-- Start of RECORDS FOR THE TASK --
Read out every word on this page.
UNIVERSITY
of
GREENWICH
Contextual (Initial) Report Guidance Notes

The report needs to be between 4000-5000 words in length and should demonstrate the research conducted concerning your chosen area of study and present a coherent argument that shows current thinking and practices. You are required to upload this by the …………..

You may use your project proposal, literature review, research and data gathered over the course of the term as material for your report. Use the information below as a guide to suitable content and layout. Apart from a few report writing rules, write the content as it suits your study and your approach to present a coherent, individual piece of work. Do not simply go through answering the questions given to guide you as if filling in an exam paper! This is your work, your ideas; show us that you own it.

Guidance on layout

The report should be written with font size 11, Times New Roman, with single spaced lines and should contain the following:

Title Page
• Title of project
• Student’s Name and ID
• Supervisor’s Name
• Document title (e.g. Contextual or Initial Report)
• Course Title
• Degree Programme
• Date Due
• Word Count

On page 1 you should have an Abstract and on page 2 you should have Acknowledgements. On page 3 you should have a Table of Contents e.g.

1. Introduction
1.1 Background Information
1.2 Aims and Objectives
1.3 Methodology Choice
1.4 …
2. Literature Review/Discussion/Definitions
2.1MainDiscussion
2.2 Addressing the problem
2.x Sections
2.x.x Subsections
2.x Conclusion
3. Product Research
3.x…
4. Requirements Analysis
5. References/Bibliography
-- End of RECORDS FOR THE TASK --
# [GOAL]
Reply with one number only: how many lines of the listing hold "Initial"?

# [RESULT]
2